Problem details:
Pull out every line in the data that has the string "Настоящий" in it.

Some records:
━━━━━━━━━━━━━━━━

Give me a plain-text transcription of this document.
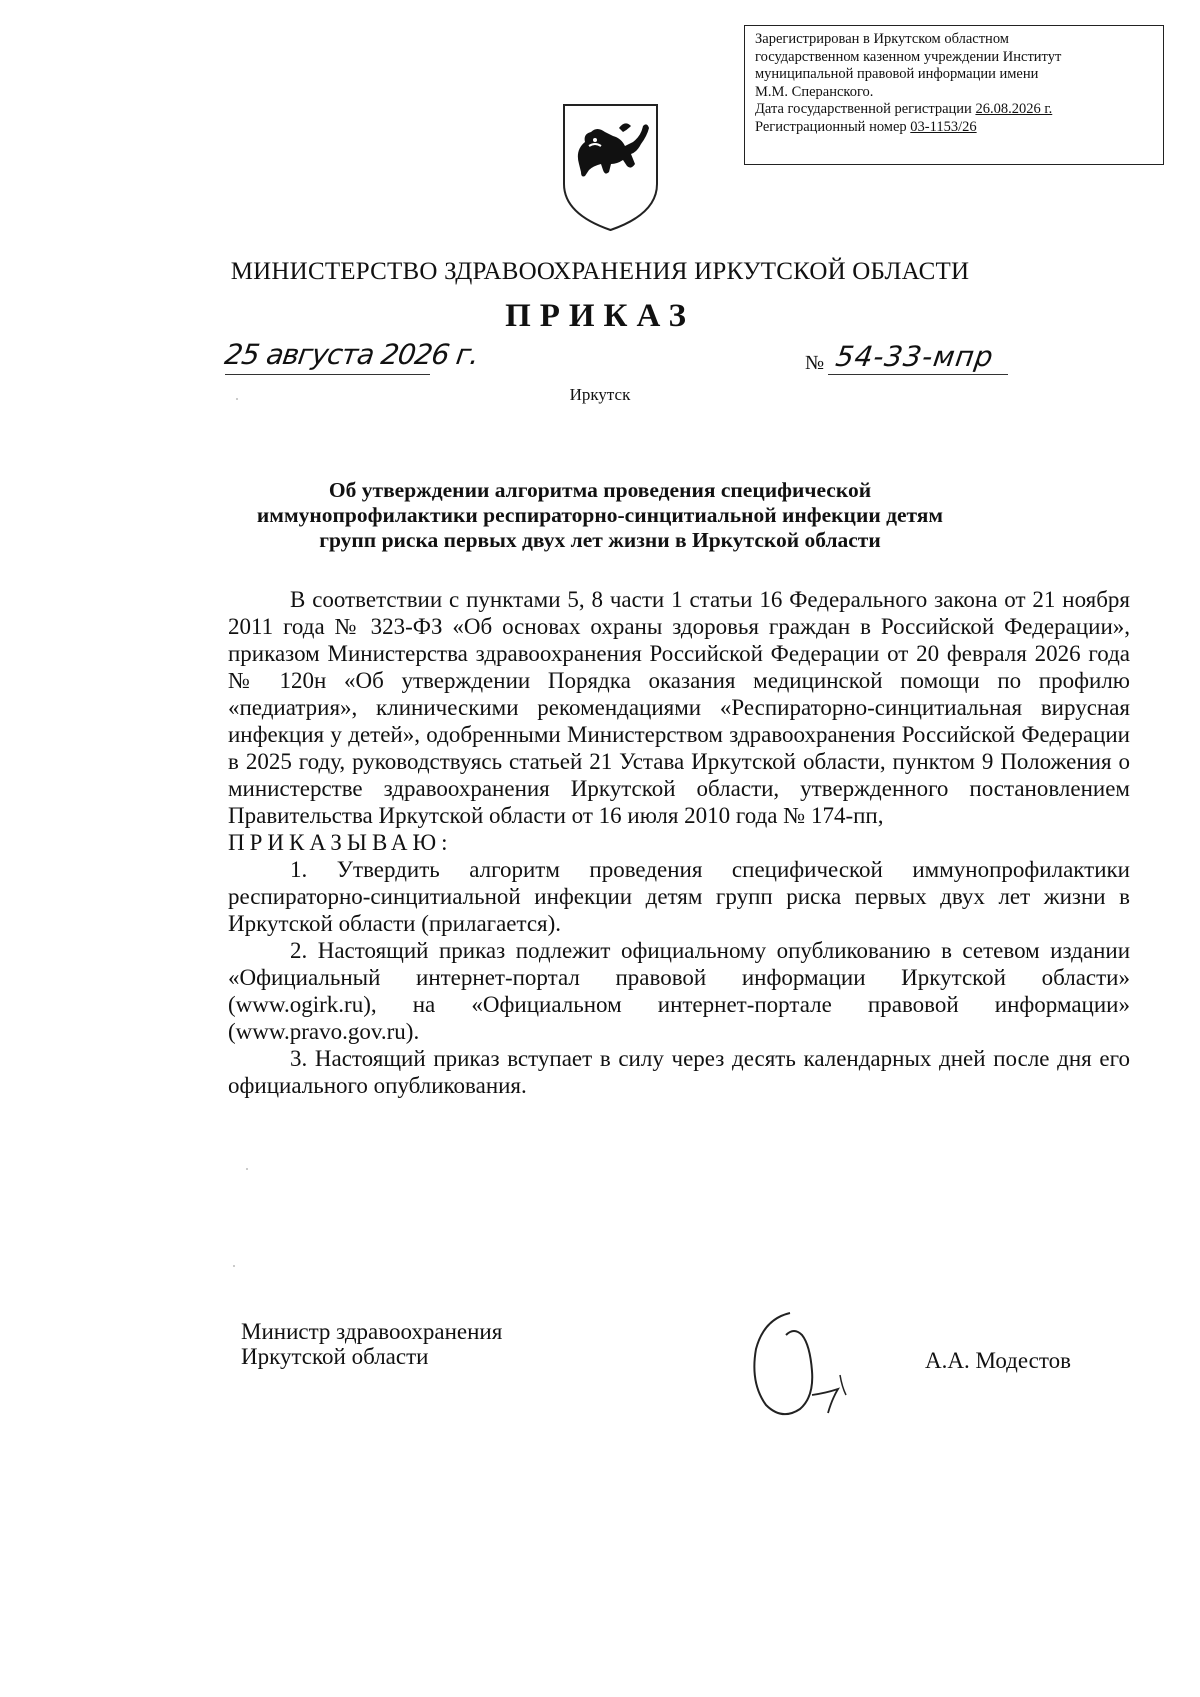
Зарегистрирован в Иркутском областном
государственном казенном учреждении Институт
муниципальной правовой информации имени
М.М. Сперанского.
Дата государственной регистрации 26.08.2026 г.
Регистрационный номер 03-1153/26
МИНИСТЕРСТВО ЗДРАВООХРАНЕНИЯ ИРКУТСКОЙ ОБЛАСТИ
ПРИКАЗ
25 августа 2026 г.	№ 54-33-мпр
Иркутск
Об утверждении алгоритма проведения специфической
иммунопрофилактики респираторно-синцитиальной инфекции детям
групп риска первых двух лет жизни в Иркутской области

В соответствии с пунктами 5, 8 части 1 статьи 16 Федерального закона от 21 ноября 2011 года № 323-ФЗ «Об основах охраны здоровья граждан в Российской Федерации», приказом Министерства здравоохранения Российской Федерации от 20 февраля 2026 года № 120н «Об утверждении Порядка оказания медицинской помощи по профилю «педиатрия», клиническими рекомендациями «Респираторно-синцитиальная вирусная инфекция у детей», одобренными Министерством здравоохранения Российской Федерации в 2025 году, руководствуясь статьей 21 Устава Иркутской области, пунктом 9 Положения о министерстве здравоохранения Иркутской области, утвержденного постановлением Правительства Иркутской области от 16 июля 2010 года № 174-пп,

ПРИКАЗЫВАЮ:

1. Утвердить алгоритм проведения специфической иммунопрофилактики респираторно-синцитиальной инфекции детям групп риска первых двух лет жизни в Иркутской области (прилагается).

2. Настоящий приказ подлежит официальному опубликованию в сетевом издании «Официальный интернет-портал правовой информации Иркутской области» (www.ogirk.ru), на «Официальном интернет-портале правовой информации» (www.pravo.gov.ru).

3. Настоящий приказ вступает в силу через десять календарных дней после дня его официального опубликования.

Министр здравоохранения
Иркутской области	А.А. Модестов
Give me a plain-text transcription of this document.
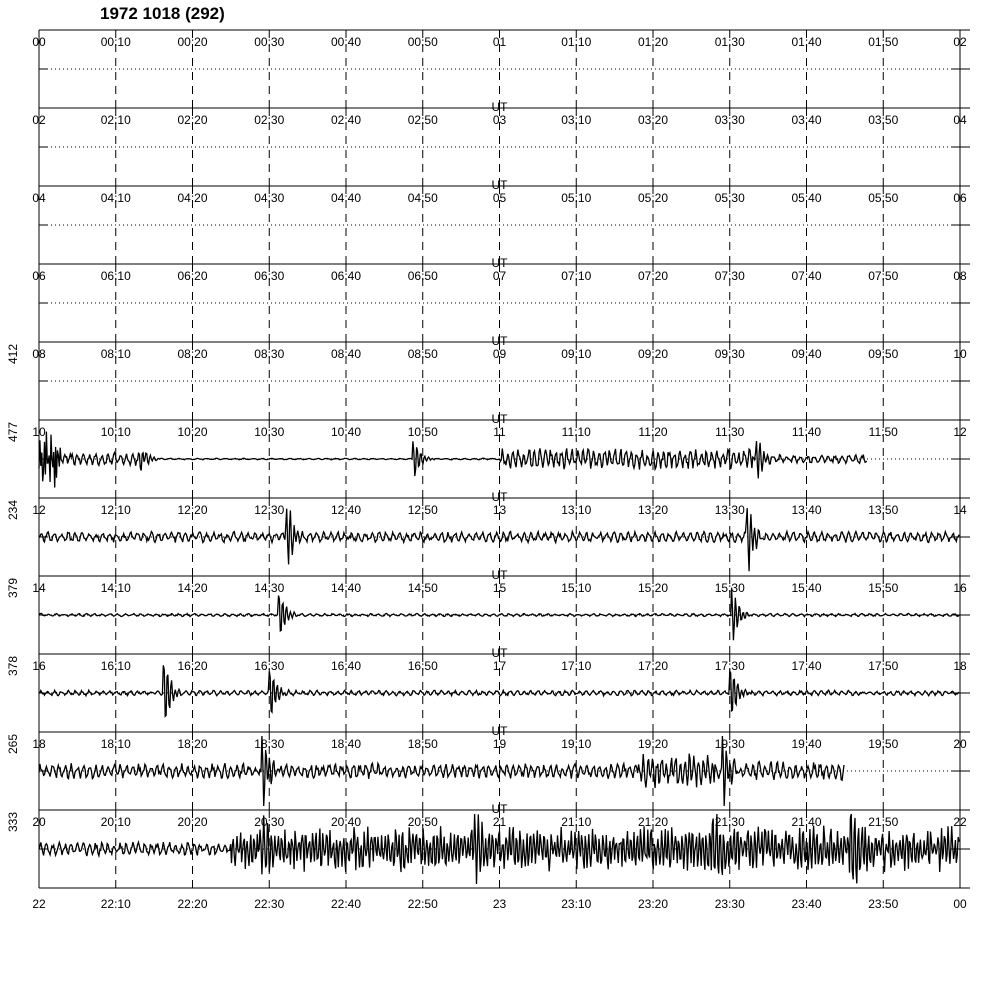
1972 1018 (292)
00	00:10	00:20	00:30	00:40	00:50	01	01:10	01:20	01:30	01:40	01:50	02
02	02:10	02:20	02:30	02:40	02:50	03	03:10	03:20	03:30	03:40	03:50	04
UT
04	04:10	04:20	04:30	04:40	04:50	05	05:10	05:20	05:30	05:40	05:50	06
UT
06	06:10	06:20	06:30	06:40	06:50	07	07:10	07:20	07:30	07:40	07:50	08
UT
08	08:10	08:20	08:30	08:40	08:50	09	09:10	09:20	09:30	09:40	09:50	10
UT
412
10	10:10	10:20	10:30	10:40	10:50	11	11:10	11:20	11:30	11:40	11:50	12
UT
477
12	12:10	12:20	12:30	12:40	12:50	13	13:10	13:20	13:30	13:40	13:50	14
UT
234
14	14:10	14:20	14:30	14:40	14:50	15	15:10	15:20	15:30	15:40	15:50	16
UT
379
16	16:10	16:20	16:30	16:40	16:50	17	17:10	17:20	17:30	17:40	17:50	18
UT
378
18	18:10	18:20	18:30	18:40	18:50	19	19:10	19:20	19:30	19:40	19:50	20
UT
265
20	20:10	20:20	20:30	20:40	20:50	21	21:10	21:20	21:30	21:40	21:50	22
UT
333
22	22:10	22:20	22:30	22:40	22:50	23	23:10	23:20	23:30	23:40	23:50	00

━━━━━━━━━━━━━━━━

Expected answer:
2. Настоящий приказ подлежит официальному опубликованию в сетевом издании «Официальный интернет-портал правовой информации Иркутской области» (www.ogirk.ru), на «Официальном интернет-портале правовой информации» (www.pravo.gov.ru).
3. Настоящий приказ вступает в силу через десять календарных дней после дня его официального опубликования.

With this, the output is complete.